*Exercise goal*: Copy each line of the data below with the word "已知复数".

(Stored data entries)
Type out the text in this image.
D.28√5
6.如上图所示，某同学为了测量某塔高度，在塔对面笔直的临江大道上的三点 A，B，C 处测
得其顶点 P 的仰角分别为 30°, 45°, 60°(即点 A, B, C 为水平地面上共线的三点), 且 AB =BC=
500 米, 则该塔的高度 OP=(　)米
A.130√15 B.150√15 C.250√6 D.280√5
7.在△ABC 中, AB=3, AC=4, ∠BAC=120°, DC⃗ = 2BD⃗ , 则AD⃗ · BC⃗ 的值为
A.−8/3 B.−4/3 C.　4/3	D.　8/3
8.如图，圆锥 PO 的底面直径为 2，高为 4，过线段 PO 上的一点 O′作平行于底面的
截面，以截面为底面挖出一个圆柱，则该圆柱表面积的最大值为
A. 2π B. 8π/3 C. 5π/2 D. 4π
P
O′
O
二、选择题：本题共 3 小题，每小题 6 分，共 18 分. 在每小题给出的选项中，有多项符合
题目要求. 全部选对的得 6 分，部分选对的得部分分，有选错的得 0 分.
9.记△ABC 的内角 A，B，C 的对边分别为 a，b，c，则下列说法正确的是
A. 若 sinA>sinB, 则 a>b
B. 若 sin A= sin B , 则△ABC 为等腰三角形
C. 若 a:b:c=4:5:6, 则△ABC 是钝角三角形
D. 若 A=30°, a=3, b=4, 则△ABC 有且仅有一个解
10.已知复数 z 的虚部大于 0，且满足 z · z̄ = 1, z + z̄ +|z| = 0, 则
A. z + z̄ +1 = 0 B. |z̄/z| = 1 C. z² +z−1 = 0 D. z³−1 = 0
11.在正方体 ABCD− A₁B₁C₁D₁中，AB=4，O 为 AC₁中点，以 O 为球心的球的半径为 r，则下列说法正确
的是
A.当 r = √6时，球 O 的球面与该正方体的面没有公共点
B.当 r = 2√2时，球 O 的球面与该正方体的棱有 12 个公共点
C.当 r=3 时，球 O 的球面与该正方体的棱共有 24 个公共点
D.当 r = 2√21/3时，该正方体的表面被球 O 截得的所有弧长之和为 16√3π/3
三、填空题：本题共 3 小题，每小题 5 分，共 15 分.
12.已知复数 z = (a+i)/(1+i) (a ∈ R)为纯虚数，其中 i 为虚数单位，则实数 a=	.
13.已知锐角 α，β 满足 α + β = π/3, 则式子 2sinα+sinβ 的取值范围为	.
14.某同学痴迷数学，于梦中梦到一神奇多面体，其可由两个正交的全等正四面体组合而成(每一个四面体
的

*Final answer*:
10.已知复数 z 的虚部大于 0，且满足 z · z̄ = 1, z + z̄ +|z| = 0, 则
12.已知复数 z = (a+i)/(1+i) (a ∈ R)为纯虚数，其中 i 为虚数单位，则实数 a=	.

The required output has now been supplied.